===== Raw data
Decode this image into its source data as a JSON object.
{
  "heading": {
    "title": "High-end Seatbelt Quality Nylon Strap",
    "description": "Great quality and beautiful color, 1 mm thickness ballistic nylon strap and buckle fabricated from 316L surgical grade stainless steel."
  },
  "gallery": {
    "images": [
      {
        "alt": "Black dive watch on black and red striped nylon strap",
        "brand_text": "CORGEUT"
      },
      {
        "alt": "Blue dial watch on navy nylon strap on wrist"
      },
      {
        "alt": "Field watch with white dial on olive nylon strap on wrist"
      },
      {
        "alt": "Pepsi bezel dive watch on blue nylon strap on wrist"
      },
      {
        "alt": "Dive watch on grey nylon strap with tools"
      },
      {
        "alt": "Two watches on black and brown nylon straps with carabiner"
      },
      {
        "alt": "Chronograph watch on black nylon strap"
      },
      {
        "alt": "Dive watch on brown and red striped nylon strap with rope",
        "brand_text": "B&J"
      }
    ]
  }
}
==========
**Your goal:** Exactly reproduce the material above.

**Correct result:**
Decode this image into its source data as a JSON object.
{
  "heading": {
    "title": "High-end Seatbelt Quality Nylon Strap",
    "description": "Great quality and beautiful color, 1 mm thickness ballistic nylon strap and buckle fabricated from 316L surgical grade stainless steel."
  },
  "gallery": {
    "images": [
      {
        "alt": "Black dive watch on black and red striped nylon strap",
        "brand_text": "CORGEUT"
      },
      {
        "alt": "Blue dial watch on navy nylon strap on wrist"
      },
      {
        "alt": "Field watch with white dial on olive nylon strap on wrist"
      },
      {
        "alt": "Pepsi bezel dive watch on blue nylon strap on wrist"
      },
      {
        "alt": "Dive watch on grey nylon strap with tools"
      },
      {
        "alt": "Two watches on black and brown nylon straps with carabiner"
      },
      {
        "alt": "Chronograph watch on black nylon strap"
      },
      {
        "alt": "Dive watch on brown and red striped nylon strap with rope",
        "brand_text": "B&J"
      }
    ]
  }
}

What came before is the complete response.